Every entry must be duplicated precisely as written.

'''

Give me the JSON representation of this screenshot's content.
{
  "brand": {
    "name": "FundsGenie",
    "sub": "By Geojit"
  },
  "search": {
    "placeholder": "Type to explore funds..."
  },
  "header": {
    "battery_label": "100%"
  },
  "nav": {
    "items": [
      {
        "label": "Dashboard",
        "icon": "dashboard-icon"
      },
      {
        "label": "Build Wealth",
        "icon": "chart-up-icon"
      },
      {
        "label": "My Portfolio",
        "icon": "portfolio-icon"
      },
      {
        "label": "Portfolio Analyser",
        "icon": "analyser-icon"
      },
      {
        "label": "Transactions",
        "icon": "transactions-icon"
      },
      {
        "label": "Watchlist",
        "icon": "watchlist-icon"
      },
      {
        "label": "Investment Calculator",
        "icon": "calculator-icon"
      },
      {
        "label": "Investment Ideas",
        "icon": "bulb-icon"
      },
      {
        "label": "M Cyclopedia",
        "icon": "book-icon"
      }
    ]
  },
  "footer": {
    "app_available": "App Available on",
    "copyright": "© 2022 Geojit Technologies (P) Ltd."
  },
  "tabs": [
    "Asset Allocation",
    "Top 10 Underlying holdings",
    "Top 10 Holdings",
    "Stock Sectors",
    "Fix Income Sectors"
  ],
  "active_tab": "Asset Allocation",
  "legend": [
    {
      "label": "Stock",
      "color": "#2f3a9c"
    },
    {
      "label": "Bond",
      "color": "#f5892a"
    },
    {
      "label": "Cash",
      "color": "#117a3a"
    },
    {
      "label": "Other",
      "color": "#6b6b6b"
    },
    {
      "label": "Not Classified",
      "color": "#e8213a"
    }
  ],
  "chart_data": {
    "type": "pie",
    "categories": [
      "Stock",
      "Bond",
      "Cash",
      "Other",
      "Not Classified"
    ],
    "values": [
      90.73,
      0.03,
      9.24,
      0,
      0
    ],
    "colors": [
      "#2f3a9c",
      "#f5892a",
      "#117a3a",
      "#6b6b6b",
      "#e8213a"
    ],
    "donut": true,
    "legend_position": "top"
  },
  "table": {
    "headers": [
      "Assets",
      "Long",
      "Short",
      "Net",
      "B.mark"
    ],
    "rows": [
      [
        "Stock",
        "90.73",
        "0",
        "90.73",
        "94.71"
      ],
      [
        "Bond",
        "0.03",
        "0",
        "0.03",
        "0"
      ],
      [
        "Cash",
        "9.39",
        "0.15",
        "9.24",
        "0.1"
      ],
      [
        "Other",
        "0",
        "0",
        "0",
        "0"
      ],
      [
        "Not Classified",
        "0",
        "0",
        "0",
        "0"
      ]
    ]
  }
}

'''

Problem solution >>
Give me the JSON representation of this screenshot's content.
{
  "brand": {
    "name": "FundsGenie",
    "sub": "By Geojit"
  },
  "search": {
    "placeholder": "Type to explore funds..."
  },
  "header": {
    "battery_label": "100%"
  },
  "nav": {
    "items": [
      {
        "label": "Dashboard",
        "icon": "dashboard-icon"
      },
      {
        "label": "Build Wealth",
        "icon": "chart-up-icon"
      },
      {
        "label": "My Portfolio",
        "icon": "portfolio-icon"
      },
      {
        "label": "Portfolio Analyser",
        "icon": "analyser-icon"
      },
      {
        "label": "Transactions",
        "icon": "transactions-icon"
      },
      {
        "label": "Watchlist",
        "icon": "watchlist-icon"
      },
      {
        "label": "Investment Calculator",
        "icon": "calculator-icon"
      },
      {
        "label": "Investment Ideas",
        "icon": "bulb-icon"
      },
      {
        "label": "M Cyclopedia",
        "icon": "book-icon"
      }
    ]
  },
  "footer": {
    "app_available": "App Available on",
    "copyright": "© 2022 Geojit Technologies (P) Ltd."
  },
  "tabs": [
    "Asset Allocation",
    "Top 10 Underlying holdings",
    "Top 10 Holdings",
    "Stock Sectors",
    "Fix Income Sectors"
  ],
  "active_tab": "Asset Allocation",
  "legend": [
    {
      "label": "Stock",
      "color": "#2f3a9c"
    },
    {
      "label": "Bond",
      "color": "#f5892a"
    },
    {
      "label": "Cash",
      "color": "#117a3a"
    },
    {
      "label": "Other",
      "color": "#6b6b6b"
    },
    {
      "label": "Not Classified",
      "color": "#e8213a"
    }
  ],
  "chart_data": {
    "type": "pie",
    "categories": [
      "Stock",
      "Bond",
      "Cash",
      "Other",
      "Not Classified"
    ],
    "values": [
      90.73,
      0.03,
      9.24,
      0,
      0
    ],
    "colors": [
      "#2f3a9c",
      "#f5892a",
      "#117a3a",
      "#6b6b6b",
      "#e8213a"
    ],
    "donut": true,
    "legend_position": "top"
  },
  "table": {
    "headers": [
      "Assets",
      "Long",
      "Short",
      "Net",
      "B.mark"
    ],
    "rows": [
      [
        "Stock",
        "90.73",
        "0",
        "90.73",
        "94.71"
      ],
      [
        "Bond",
        "0.03",
        "0",
        "0.03",
        "0"
      ],
      [
        "Cash",
        "9.39",
        "0.15",
        "9.24",
        "0.1"
      ],
      [
        "Other",
        "0",
        "0",
        "0",
        "0"
      ],
      [
        "Not Classified",
        "0",
        "0",
        "0",
        "0"
      ]
    ]
  }
}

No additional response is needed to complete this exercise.